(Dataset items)
[Start]

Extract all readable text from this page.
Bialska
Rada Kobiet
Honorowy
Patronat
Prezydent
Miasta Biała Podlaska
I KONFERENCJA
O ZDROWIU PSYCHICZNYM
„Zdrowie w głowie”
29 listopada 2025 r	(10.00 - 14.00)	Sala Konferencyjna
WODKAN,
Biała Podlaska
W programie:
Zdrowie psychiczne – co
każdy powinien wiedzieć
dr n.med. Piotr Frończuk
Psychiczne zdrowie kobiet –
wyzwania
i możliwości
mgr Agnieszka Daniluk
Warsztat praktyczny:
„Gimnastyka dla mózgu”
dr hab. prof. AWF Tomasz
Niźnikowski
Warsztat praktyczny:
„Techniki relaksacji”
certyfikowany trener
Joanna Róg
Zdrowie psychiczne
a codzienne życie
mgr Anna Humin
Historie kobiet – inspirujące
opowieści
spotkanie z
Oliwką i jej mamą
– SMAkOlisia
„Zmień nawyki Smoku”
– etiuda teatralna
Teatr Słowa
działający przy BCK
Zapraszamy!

[End]

Instructions for the task
Your answer should be a single number: how many lines of the material contain the word "Podlaska".

Solved exercise
2